“Blacula”: A Commentary on Vampirism, Slavery and Black Male Identity

The Blaxploitation horror film is a genre of horror that came into prominence in the 1970s. Drawing from the social, political, and racial state of America after the Civil Rights Movement, Blaxploitation horror films were created primarily for the identification of a black audience. Despite their target audience, these films appealed across different races and ethnicities. Arguably one of the most successful Blaxploitation horror films of the 70s, Blacula was released in 1972 and directed by African-American filmmaker William Crain. Blacula tells the story of Mamuwalde, an African prince from the 18th century who is turned into a vampire by Count Dracula after asking him to help stop the slave trade. Flabbergasted by this request, Count Dracula turns prince Mamuwalde into a vampire, trapping him in this permanent state of being neither living nor dead. Blaxploitation horror films like Blacula have been received by audiences and critics in a variety of ways. Scholars like Harry M. Benshoff have interpreted Blacula as a commentary on the debilitating effects of slavery, viewing vampirism as a metaphor for enslavement. Other scholars like Edward Guerrero viewed Blacula and Blaxploitation films in general as films that propagate negative stereotypes of blacks, reinstating African-Americans in the negative light that they are seen in by a racist white society. Both interpretations of Blacula have some validity; however, it is important to analyze this film based on how it treats race and how it addresses gender dynamics specifically between black men and black women. An analysis of Mamuwalde, the black monster and vampire of Blacula, will show that Mamuwalde’s enslavement as a vampire by a white male character essentially rips him of his masculinity, black identity and power; as a result, in an attempt to regain this lost masculine power and identity, Mamuwalde attacks and enslaves and those who can enhance his masculinity (black women) and those who perpetuate racism (white police officers).The racial and gender dynamics of Blacula allow for a dual interpretation of Mamuwalde as a heroic monster fighting against an oppressive racist patriarchal system and as a misogynistic villain enslaving black women in attempt to regain masculine power.

* **SUPPLIED DATA**
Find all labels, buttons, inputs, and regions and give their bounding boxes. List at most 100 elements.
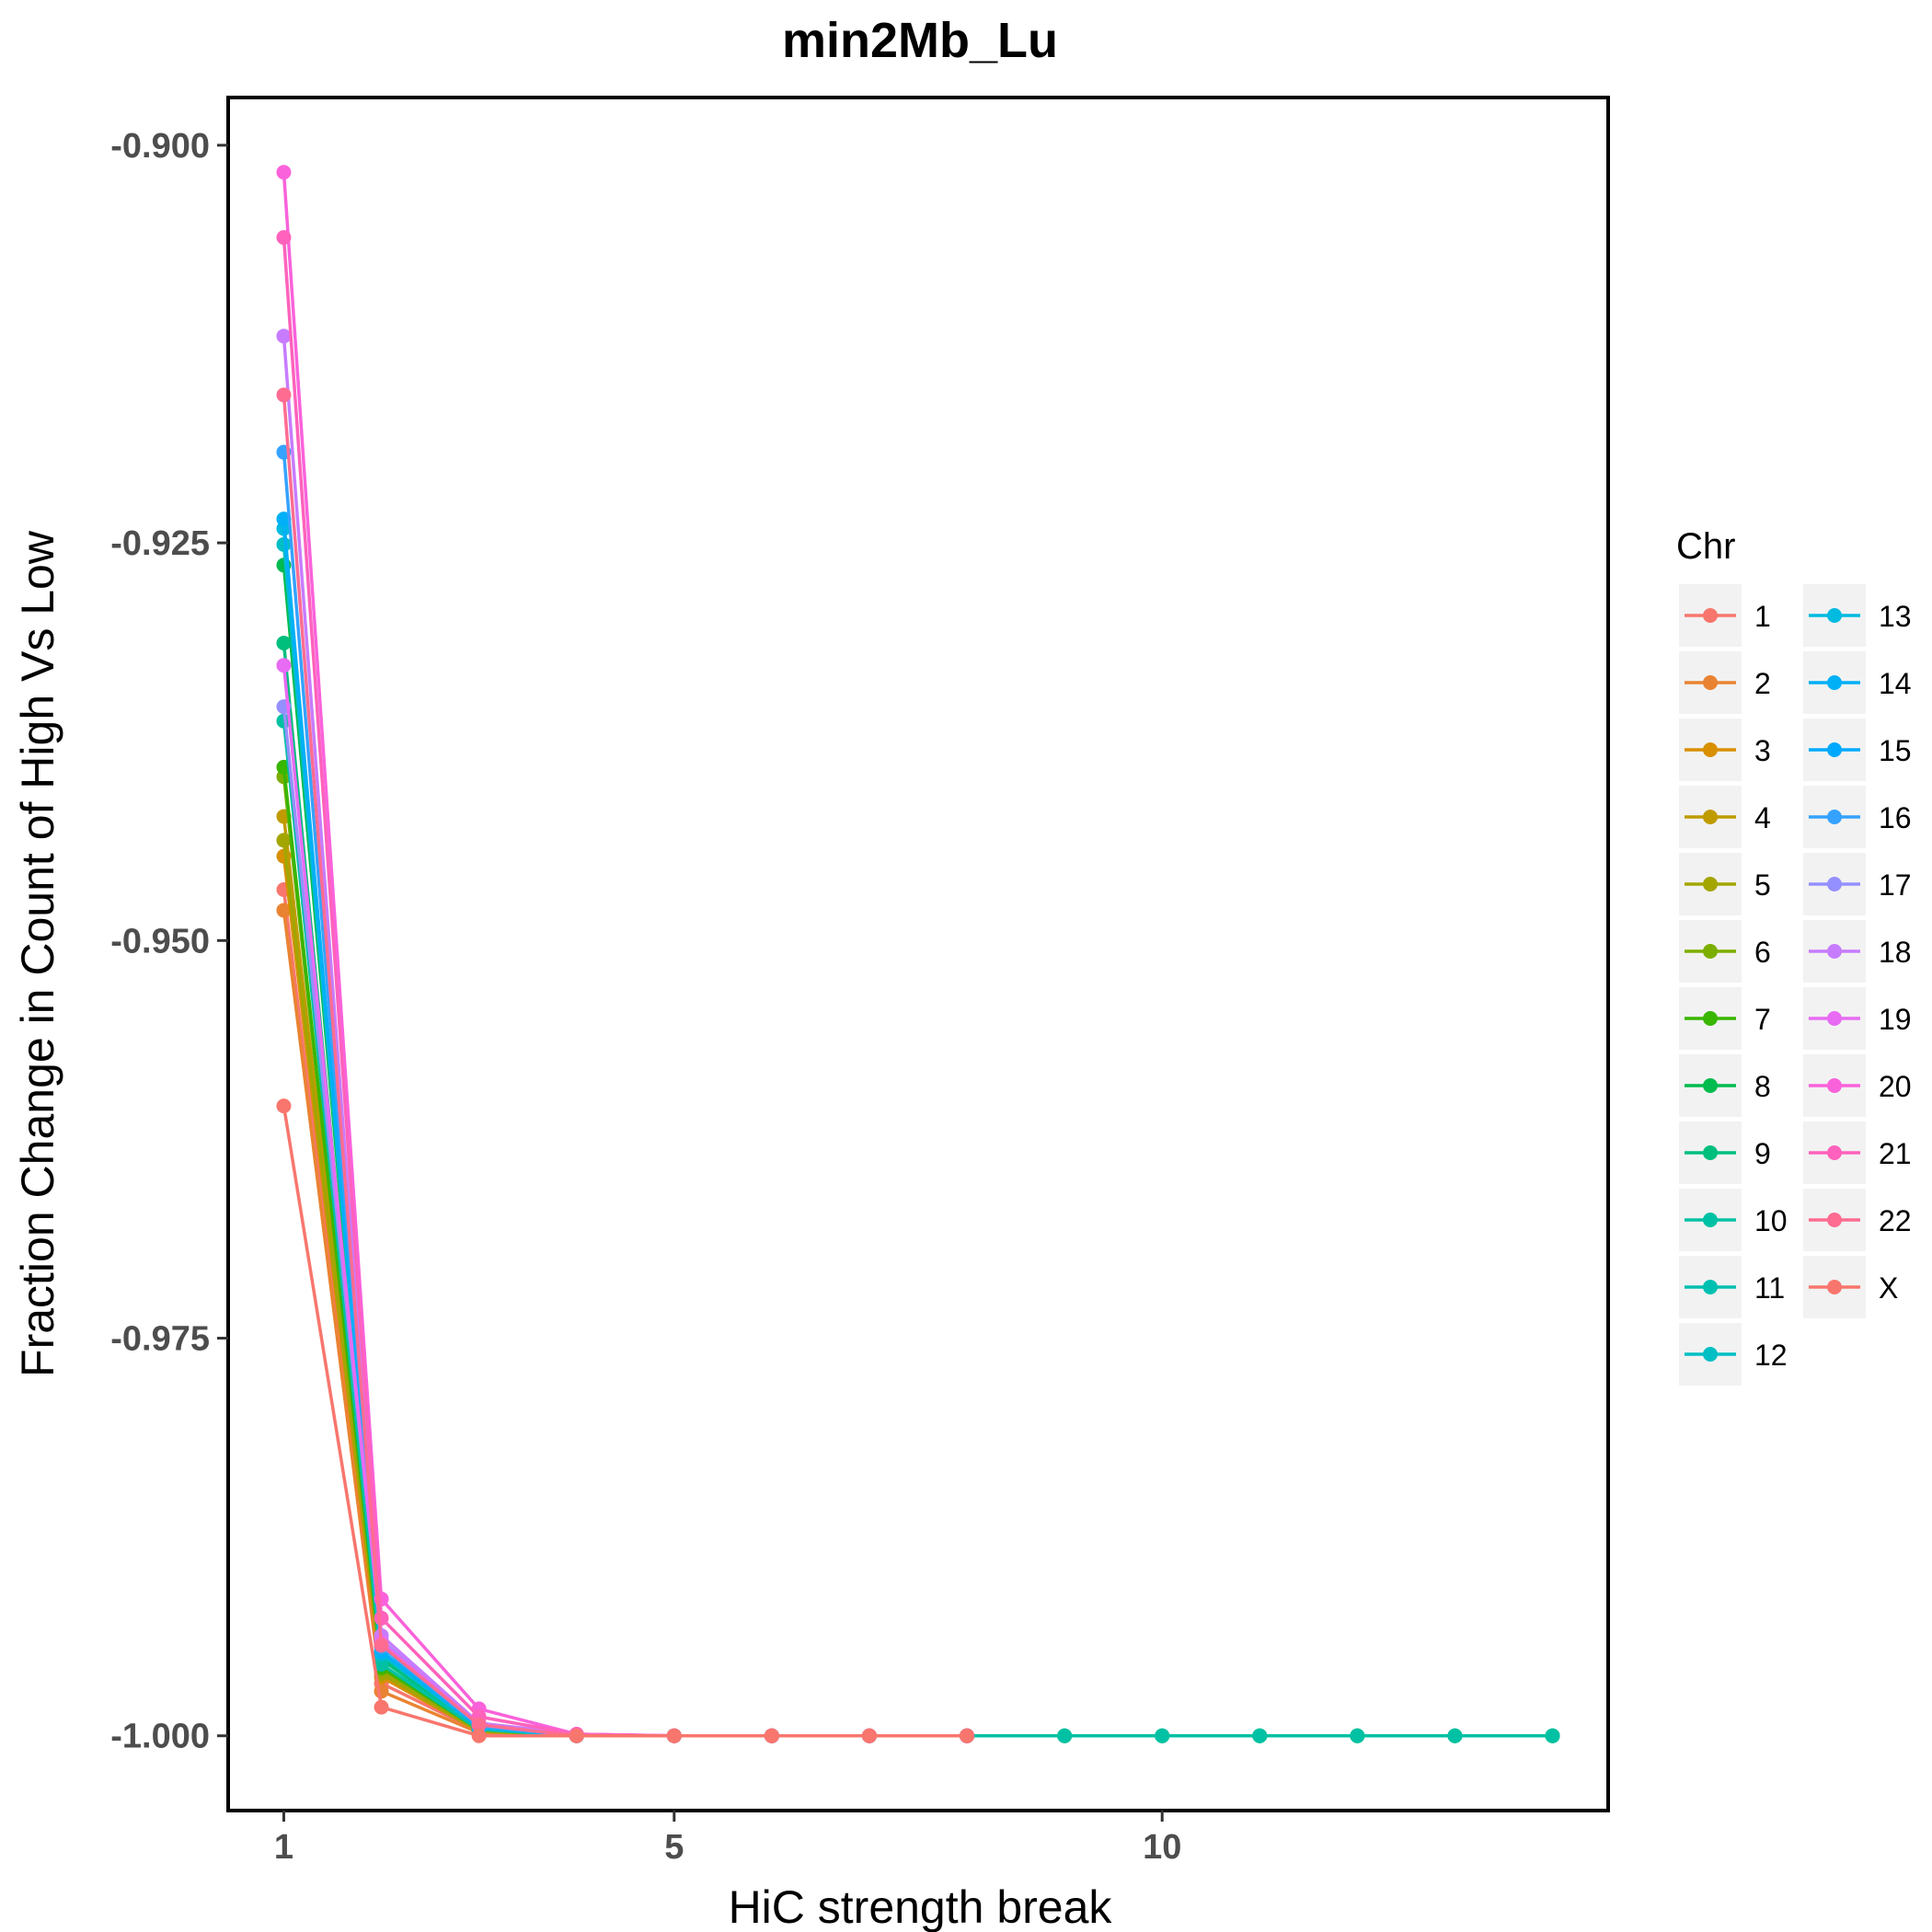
legend-item-16: 16 — [1803, 786, 1912, 848]
legend-item-9: 9 — [1679, 1121, 1771, 1184]
data-point-10 — [1155, 1728, 1170, 1743]
chart-title: min2Mb_Lu — [782, 13, 1058, 68]
legend-label: 19 — [1879, 1003, 1912, 1036]
y-tick-label: -0.950 — [110, 922, 210, 960]
legend-label: X — [1879, 1271, 1898, 1305]
data-point-19 — [374, 1610, 389, 1626]
legend-item-5: 5 — [1679, 853, 1771, 915]
data-point-10 — [1057, 1728, 1073, 1743]
y-tick-label: -0.925 — [110, 524, 210, 563]
data-point-10 — [1252, 1728, 1268, 1743]
legend-item-8: 8 — [1679, 1054, 1771, 1117]
legend-item-13: 13 — [1803, 584, 1912, 647]
legend-item-18: 18 — [1803, 920, 1912, 983]
legend-key-point — [1703, 877, 1718, 891]
data-point-10 — [1545, 1728, 1560, 1743]
data-point-2 — [374, 1684, 389, 1699]
legend-key-point — [1703, 1347, 1718, 1362]
legend-item-3: 3 — [1679, 719, 1771, 781]
legend-key-point — [1703, 1011, 1718, 1026]
data-point-X — [569, 1728, 584, 1743]
plot-panel — [226, 96, 1610, 1812]
data-point-X — [861, 1728, 877, 1743]
y-axis-title: Fraction Change in Count of High Vs Low — [12, 530, 63, 1377]
legend-label: 10 — [1754, 1204, 1788, 1237]
y-tick-label: -1.000 — [110, 1718, 210, 1756]
plot-border — [226, 96, 1610, 1812]
legend-key-point — [1703, 1145, 1718, 1160]
legend-label: 13 — [1879, 600, 1912, 633]
legend-key-point — [1827, 1078, 1842, 1093]
legend-label: 9 — [1754, 1137, 1771, 1170]
data-point-X — [276, 1098, 292, 1114]
data-point-X — [764, 1728, 779, 1743]
y-axis: -0.900 -0.925 -0.950 -0.975 -1.000 — [110, 127, 228, 1756]
x-tick-label: 10 — [1143, 1828, 1181, 1867]
legend-title: Chr — [1676, 526, 1735, 567]
legend-key-point — [1703, 1280, 1718, 1294]
legend-key-point — [1827, 608, 1842, 623]
legend-key-point — [1827, 742, 1842, 757]
data-point-19 — [276, 230, 292, 246]
legend-label: 15 — [1879, 734, 1912, 767]
y-tick-label: -0.900 — [110, 127, 210, 166]
legend-item-17: 17 — [1803, 853, 1912, 915]
legend-key-point — [1703, 810, 1718, 824]
y-tick-label: -0.975 — [110, 1320, 210, 1359]
legend-label: 16 — [1879, 801, 1912, 834]
legend-key-point — [1703, 1078, 1718, 1093]
legend-item-6: 6 — [1679, 920, 1771, 983]
data-point-9 — [276, 636, 292, 651]
data-point-X — [666, 1728, 682, 1743]
legend-label: 1 — [1754, 600, 1771, 633]
legend-key-point — [1703, 742, 1718, 757]
x-tick-label: 5 — [664, 1828, 684, 1867]
legend-key-point — [1703, 608, 1718, 623]
legend-label: 17 — [1879, 868, 1912, 902]
series-layer — [276, 165, 1560, 1743]
legend-label: 2 — [1754, 667, 1771, 700]
legend-label: 11 — [1754, 1271, 1785, 1305]
legend-label: 20 — [1879, 1070, 1912, 1103]
x-tick-label: 1 — [274, 1828, 293, 1867]
legend-item-15: 15 — [1803, 719, 1912, 781]
legend-label: 8 — [1754, 1070, 1771, 1103]
legend-label: 5 — [1754, 868, 1771, 902]
legend-item-12: 12 — [1679, 1323, 1788, 1386]
legend-label: 4 — [1754, 801, 1771, 834]
legend-key-point — [1827, 1145, 1842, 1160]
data-point-X — [960, 1728, 975, 1743]
legend-item-11: 11 — [1679, 1256, 1785, 1318]
data-point-5 — [276, 833, 292, 848]
x-axis-title: HiC strength break — [729, 1881, 1113, 1932]
legend-item-20: 20 — [1803, 1054, 1912, 1117]
data-point-X — [374, 1699, 389, 1715]
legend-key-point — [1827, 877, 1842, 891]
series-X — [276, 1098, 975, 1743]
data-point-18 — [276, 165, 292, 180]
legend-item-22: 22 — [1803, 1189, 1912, 1251]
data-point-20 — [471, 1717, 487, 1732]
legend-label: 21 — [1879, 1137, 1912, 1170]
series-line-X — [282, 1105, 967, 1738]
legend-label: 12 — [1754, 1339, 1788, 1372]
data-point-20 — [276, 387, 292, 403]
legend-label: 7 — [1754, 1003, 1771, 1036]
data-point-10 — [1447, 1728, 1463, 1743]
data-point-X — [471, 1728, 487, 1743]
legend-key-point — [1703, 1213, 1718, 1227]
legend-key-point — [1827, 944, 1842, 959]
data-point-2 — [276, 903, 292, 918]
legend-item-21: 21 — [1803, 1121, 1912, 1184]
data-point-20 — [374, 1638, 389, 1653]
legend-label: 6 — [1754, 936, 1771, 969]
legend-item-X: X — [1803, 1256, 1898, 1318]
legend-key-point — [1827, 1213, 1842, 1227]
data-point-16 — [276, 328, 292, 344]
legend-item-2: 2 — [1679, 651, 1771, 714]
legend-item-1: 1 — [1679, 584, 1771, 647]
data-point-10 — [1350, 1728, 1365, 1743]
legend-key-point — [1827, 1011, 1842, 1026]
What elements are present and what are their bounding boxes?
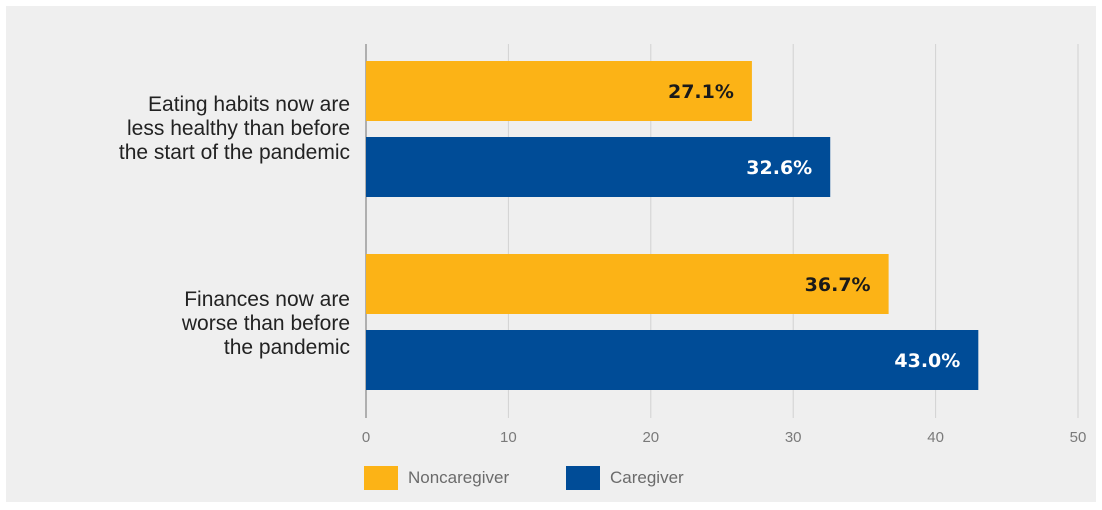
- bar-caregiver-1: [366, 330, 979, 390]
- legend-label-caregiver: Caregiver: [610, 468, 684, 487]
- data-label: 36.7%: [805, 274, 871, 296]
- legend-item-noncaregiver: Noncaregiver: [364, 466, 509, 490]
- bar-caregiver-0: [366, 137, 831, 197]
- x-tick-label: 0: [362, 429, 370, 446]
- data-label: 32.6%: [746, 157, 812, 179]
- legend-label-noncaregiver: Noncaregiver: [408, 468, 510, 487]
- legend-item-caregiver: Caregiver: [566, 466, 684, 490]
- x-tick-label: 50: [1070, 429, 1087, 446]
- x-tick-label: 30: [785, 429, 802, 446]
- category-label-finances: Finances now are worse than before the p…: [181, 288, 350, 359]
- x-tick-label: 40: [927, 429, 944, 446]
- data-label: 43.0%: [894, 350, 960, 372]
- x-tick-label: 20: [642, 429, 659, 446]
- x-tick-label: 10: [500, 429, 517, 446]
- legend-swatch-noncaregiver: [364, 466, 398, 490]
- bar-noncaregiver-0: [366, 61, 752, 121]
- data-label: 27.1%: [668, 81, 734, 103]
- legend-swatch-caregiver: [566, 466, 600, 490]
- category-label-eating-habits: Eating habits now are less healthy than …: [118, 93, 350, 164]
- bar-noncaregiver-1: [366, 254, 889, 314]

* **BRIEF**
Extend the essay on Blacula with the paragraph that would come next after its last sentence.

* **ANSWER TO THE EXERCISE**
Understanding Mamuwalde’s monstrosity reveals a great deal about the comments Blacula is making on racism and gender and how they relate. Noel Carroll, philosopher on film, provides a very useful template to comprehend the construction of monsters in horror in his book The Philosophy of Horror or Paradoxes of the Heart. Carroll describes the creatures of art-horror and lists the different methods the creators of these creatures use in order to produce these threatening and dangerous monsters. According to Carroll an essential characteristic of monsters is impurity and “impurity involves a conflict between two or more standing cultural categories (Carroll 43).” For example, a monster being both living and dead like a vampire, is impure because it possesses these opposing characteristics. Carroll calls this specific method for creating impurity in monsters fusion. The core component of a fusion monster is “the compounding of ordinarily disjoint or conflicting categories in an integral, spatio-temporally unified individual” (44). A vampire’s horrific nature comes from the fact that it is a single entity with the ability to be both living and dead, which defies natural and acceptable societal limitations. Mamuwalde, the monster of Blacula, is a vampire so he fits Carroll’s description of a fusion character, but Mamuwalde’s fusion does not stem solely from his coinciding living and dead state.Mamuwalde’s fusion is also in his two identities; his lost identity as an African prince, and his new identity as Blacula. This identity was forced upon him by Count Dracula, the representative of a white racist patriarchal force. Blacula exposes how racism is tied to gender dynamics between black men and women through the multiple layers of Mamuwalde’s fusion.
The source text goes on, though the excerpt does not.